[Requirement]
Restate the records below word for word.

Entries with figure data
-=-=-

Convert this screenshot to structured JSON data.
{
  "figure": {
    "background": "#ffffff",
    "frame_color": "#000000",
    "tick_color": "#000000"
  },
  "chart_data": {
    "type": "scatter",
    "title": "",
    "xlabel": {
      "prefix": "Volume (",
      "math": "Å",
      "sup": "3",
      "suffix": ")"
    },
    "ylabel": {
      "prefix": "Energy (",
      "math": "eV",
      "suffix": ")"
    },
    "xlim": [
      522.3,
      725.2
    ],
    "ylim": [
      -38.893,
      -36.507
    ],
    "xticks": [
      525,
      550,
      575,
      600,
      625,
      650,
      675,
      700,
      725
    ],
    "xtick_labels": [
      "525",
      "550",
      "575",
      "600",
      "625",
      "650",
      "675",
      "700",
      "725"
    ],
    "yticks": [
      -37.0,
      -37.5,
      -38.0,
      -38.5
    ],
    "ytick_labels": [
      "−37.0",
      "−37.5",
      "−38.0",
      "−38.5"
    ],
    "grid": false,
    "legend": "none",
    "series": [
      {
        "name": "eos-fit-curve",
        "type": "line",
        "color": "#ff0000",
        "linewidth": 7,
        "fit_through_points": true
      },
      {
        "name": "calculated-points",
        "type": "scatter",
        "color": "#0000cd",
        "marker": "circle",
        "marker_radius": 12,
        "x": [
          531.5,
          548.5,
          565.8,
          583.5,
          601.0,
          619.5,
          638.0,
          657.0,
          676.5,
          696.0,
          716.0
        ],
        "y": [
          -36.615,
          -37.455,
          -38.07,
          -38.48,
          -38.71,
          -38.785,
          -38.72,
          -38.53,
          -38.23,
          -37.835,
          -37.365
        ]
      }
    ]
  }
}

-=-=-

[Solution to the exercise]
Convert this screenshot to structured JSON data.
{
  "figure": {
    "background": "#ffffff",
    "frame_color": "#000000",
    "tick_color": "#000000"
  },
  "chart_data": {
    "type": "scatter",
    "title": "",
    "xlabel": {
      "prefix": "Volume (",
      "math": "Å",
      "sup": "3",
      "suffix": ")"
    },
    "ylabel": {
      "prefix": "Energy (",
      "math": "eV",
      "suffix": ")"
    },
    "xlim": [
      522.3,
      725.2
    ],
    "ylim": [
      -38.893,
      -36.507
    ],
    "xticks": [
      525,
      550,
      575,
      600,
      625,
      650,
      675,
      700,
      725
    ],
    "xtick_labels": [
      "525",
      "550",
      "575",
      "600",
      "625",
      "650",
      "675",
      "700",
      "725"
    ],
    "yticks": [
      -37.0,
      -37.5,
      -38.0,
      -38.5
    ],
    "ytick_labels": [
      "−37.0",
      "−37.5",
      "−38.0",
      "−38.5"
    ],
    "grid": false,
    "legend": "none",
    "series": [
      {
        "name": "eos-fit-curve",
        "type": "line",
        "color": "#ff0000",
        "linewidth": 7,
        "fit_through_points": true
      },
      {
        "name": "calculated-points",
        "type": "scatter",
        "color": "#0000cd",
        "marker": "circle",
        "marker_radius": 12,
        "x": [
          531.5,
          548.5,
          565.8,
          583.5,
          601.0,
          619.5,
          638.0,
          657.0,
          676.5,
          696.0,
          716.0
        ],
        "y": [
          -36.615,
          -37.455,
          -38.07,
          -38.48,
          -38.71,
          -38.785,
          -38.72,
          -38.53,
          -38.23,
          -37.835,
          -37.365
        ]
      }
    ]
  }
}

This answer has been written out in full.